> DIRECTIVE:
Write out all lines holding the word "Queue".

> THE INPUT:
= = = = = = =
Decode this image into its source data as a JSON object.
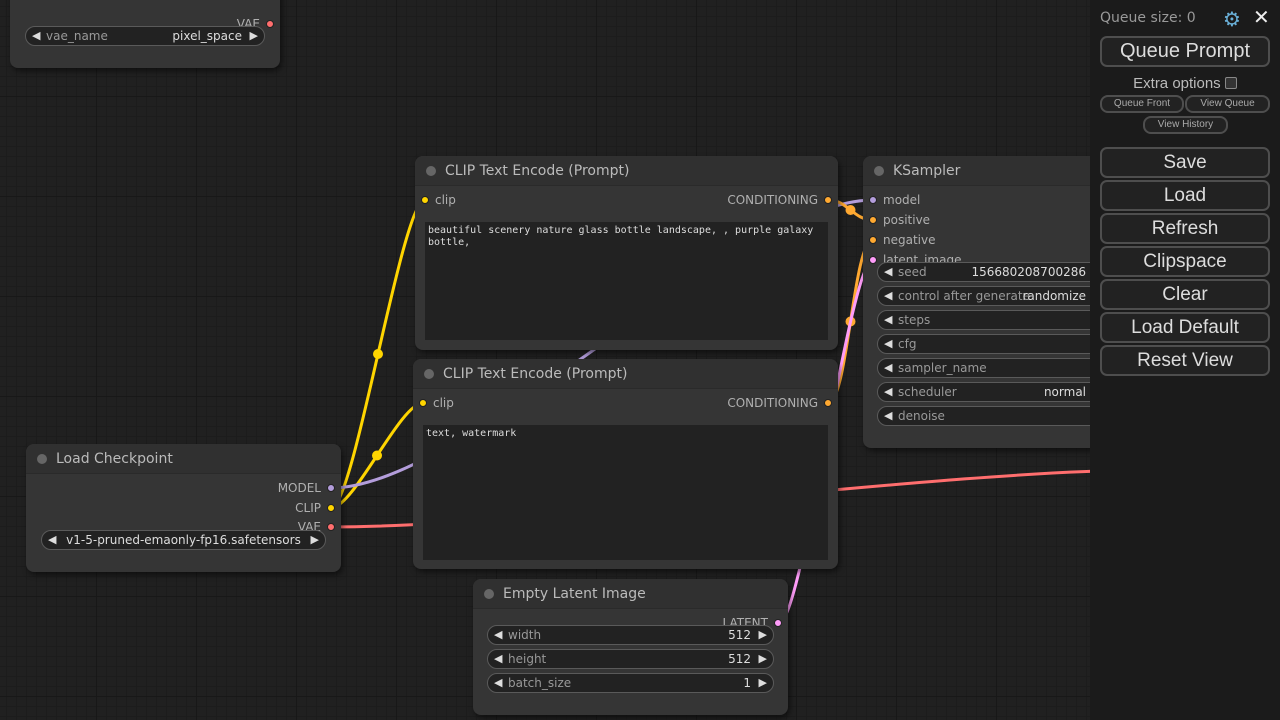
{
  "sidebar": {
    "queue_size": "Queue size: 0",
    "queue_prompt": "Queue Prompt",
    "extra_options": "Extra options",
    "queue_front": "Queue Front",
    "view_queue": "View Queue",
    "view_history": "View History",
    "buttons": [
      "Save",
      "Load",
      "Refresh",
      "Clipspace",
      "Clear",
      "Load Default",
      "Reset View"
    ]
  },
  "colors": {
    "MODEL": "#b39ddb",
    "CLIP": "#ffd500",
    "VAE": "#ff6e6e",
    "CONDITIONING": "#ffa931",
    "LATENT": "#ff9cf9"
  },
  "nodes": [
    {
      "id": "vae-loader",
      "title": "",
      "outputs": [
        {
          "name": "VAE",
          "type": "VAE"
        }
      ],
      "widgets": [
        {
          "name": "vae_name",
          "value": "pixel_space",
          "arrows": true
        }
      ]
    },
    {
      "id": "clip-text-encode-positive",
      "title": "CLIP Text Encode (Prompt)",
      "inputs": [
        {
          "name": "clip",
          "type": "CLIP"
        }
      ],
      "outputs": [
        {
          "name": "CONDITIONING",
          "type": "CONDITIONING"
        }
      ],
      "text": "beautiful scenery nature glass bottle landscape, , purple galaxy bottle,"
    },
    {
      "id": "clip-text-encode-negative",
      "title": "CLIP Text Encode (Prompt)",
      "inputs": [
        {
          "name": "clip",
          "type": "CLIP"
        }
      ],
      "outputs": [
        {
          "name": "CONDITIONING",
          "type": "CONDITIONING"
        }
      ],
      "text": "text, watermark"
    },
    {
      "id": "load-checkpoint",
      "title": "Load Checkpoint",
      "outputs": [
        {
          "name": "MODEL",
          "type": "MODEL"
        },
        {
          "name": "CLIP",
          "type": "CLIP"
        },
        {
          "name": "VAE",
          "type": "VAE"
        }
      ],
      "widgets": [
        {
          "name": "",
          "value": "v1-5-pruned-emaonly-fp16.safetensors",
          "arrows": true,
          "center": true
        }
      ]
    },
    {
      "id": "empty-latent-image",
      "title": "Empty Latent Image",
      "outputs": [
        {
          "name": "LATENT",
          "type": "LATENT"
        }
      ],
      "widgets": [
        {
          "name": "width",
          "value": "512",
          "arrows": true
        },
        {
          "name": "height",
          "value": "512",
          "arrows": true
        },
        {
          "name": "batch_size",
          "value": "1",
          "arrows": true
        }
      ]
    },
    {
      "id": "ksampler",
      "title": "KSampler",
      "inputs": [
        {
          "name": "model",
          "type": "MODEL"
        },
        {
          "name": "positive",
          "type": "CONDITIONING"
        },
        {
          "name": "negative",
          "type": "CONDITIONING"
        },
        {
          "name": "latent_image",
          "type": "LATENT"
        }
      ],
      "widgets": [
        {
          "name": "seed",
          "value": "156680208700286",
          "arrows": true
        },
        {
          "name": "control after generate",
          "value": "randomize",
          "arrows": true
        },
        {
          "name": "steps",
          "value": "",
          "arrows": true
        },
        {
          "name": "cfg",
          "value": "",
          "arrows": true
        },
        {
          "name": "sampler_name",
          "value": "",
          "arrows": true
        },
        {
          "name": "scheduler",
          "value": "normal",
          "arrows": true
        },
        {
          "name": "denoise",
          "value": "",
          "arrows": true
        }
      ]
    }
  ]
}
= = = = = = =
> RESULT:
    "queue_size": "Queue size: 0",
    "queue_prompt": "Queue Prompt",
    "queue_front": "Queue Front",
    "view_queue": "View Queue",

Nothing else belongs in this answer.